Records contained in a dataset

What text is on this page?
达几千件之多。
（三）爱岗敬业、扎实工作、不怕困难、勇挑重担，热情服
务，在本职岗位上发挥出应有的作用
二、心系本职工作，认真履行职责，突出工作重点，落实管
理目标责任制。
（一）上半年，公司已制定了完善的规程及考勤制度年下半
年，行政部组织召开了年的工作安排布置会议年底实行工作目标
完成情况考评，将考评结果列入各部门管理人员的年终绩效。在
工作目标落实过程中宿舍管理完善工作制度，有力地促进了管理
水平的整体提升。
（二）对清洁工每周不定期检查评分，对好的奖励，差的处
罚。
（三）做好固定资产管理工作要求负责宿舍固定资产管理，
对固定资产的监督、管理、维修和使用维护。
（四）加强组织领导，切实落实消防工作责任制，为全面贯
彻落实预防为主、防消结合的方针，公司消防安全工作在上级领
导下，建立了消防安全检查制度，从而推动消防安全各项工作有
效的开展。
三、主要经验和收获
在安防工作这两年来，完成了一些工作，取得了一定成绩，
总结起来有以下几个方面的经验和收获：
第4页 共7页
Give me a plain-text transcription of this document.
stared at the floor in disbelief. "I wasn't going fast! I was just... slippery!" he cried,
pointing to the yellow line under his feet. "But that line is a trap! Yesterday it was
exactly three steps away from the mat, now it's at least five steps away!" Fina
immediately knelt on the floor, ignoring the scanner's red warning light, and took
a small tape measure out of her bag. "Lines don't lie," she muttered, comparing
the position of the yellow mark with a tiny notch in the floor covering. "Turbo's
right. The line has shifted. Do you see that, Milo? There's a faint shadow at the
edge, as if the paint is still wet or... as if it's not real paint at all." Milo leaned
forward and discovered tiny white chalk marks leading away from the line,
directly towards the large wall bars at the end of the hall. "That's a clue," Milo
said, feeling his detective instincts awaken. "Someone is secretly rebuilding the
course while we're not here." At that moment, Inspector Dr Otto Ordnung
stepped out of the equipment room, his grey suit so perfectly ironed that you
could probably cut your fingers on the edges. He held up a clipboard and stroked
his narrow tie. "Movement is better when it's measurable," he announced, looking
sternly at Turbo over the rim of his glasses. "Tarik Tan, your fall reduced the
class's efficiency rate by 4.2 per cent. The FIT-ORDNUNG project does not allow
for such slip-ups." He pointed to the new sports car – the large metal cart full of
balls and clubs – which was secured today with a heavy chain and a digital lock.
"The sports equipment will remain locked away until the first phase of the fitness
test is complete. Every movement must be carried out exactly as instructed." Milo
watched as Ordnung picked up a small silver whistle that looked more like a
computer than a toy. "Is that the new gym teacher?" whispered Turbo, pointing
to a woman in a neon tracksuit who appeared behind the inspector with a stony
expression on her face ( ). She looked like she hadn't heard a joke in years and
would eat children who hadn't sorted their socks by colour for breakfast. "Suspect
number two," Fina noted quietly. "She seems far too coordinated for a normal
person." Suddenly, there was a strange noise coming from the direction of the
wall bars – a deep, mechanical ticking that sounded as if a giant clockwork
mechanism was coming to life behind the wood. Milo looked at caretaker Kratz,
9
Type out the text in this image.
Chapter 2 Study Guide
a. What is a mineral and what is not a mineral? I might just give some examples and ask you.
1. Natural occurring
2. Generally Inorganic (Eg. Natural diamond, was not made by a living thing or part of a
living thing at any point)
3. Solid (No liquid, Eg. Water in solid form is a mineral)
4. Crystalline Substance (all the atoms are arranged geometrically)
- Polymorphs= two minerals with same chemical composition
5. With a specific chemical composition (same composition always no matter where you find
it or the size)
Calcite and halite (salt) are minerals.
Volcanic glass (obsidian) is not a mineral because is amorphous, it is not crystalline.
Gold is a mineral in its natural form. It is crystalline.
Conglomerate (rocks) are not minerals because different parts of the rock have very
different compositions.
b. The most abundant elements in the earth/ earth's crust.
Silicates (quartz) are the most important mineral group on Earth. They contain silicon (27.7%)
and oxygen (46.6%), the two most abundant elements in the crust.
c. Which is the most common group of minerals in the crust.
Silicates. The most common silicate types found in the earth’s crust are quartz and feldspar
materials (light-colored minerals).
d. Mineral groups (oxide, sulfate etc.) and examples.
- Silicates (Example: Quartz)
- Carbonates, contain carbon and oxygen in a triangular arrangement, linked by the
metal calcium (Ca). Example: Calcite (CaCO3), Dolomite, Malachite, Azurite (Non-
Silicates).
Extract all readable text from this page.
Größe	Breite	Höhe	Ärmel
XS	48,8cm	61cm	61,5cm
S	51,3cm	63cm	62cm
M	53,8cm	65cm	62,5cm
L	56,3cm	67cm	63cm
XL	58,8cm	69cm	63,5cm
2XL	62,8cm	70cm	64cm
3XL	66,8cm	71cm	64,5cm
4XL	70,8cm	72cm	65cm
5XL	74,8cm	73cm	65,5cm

- **Exercise goal**
Look through the entries above. Extract each line with the word "equipment".

- **The reply**
stepped out of the equipment room, his grey suit so perfectly ironed that you
"The sports equipment will remain locked away until the first phase of the fitness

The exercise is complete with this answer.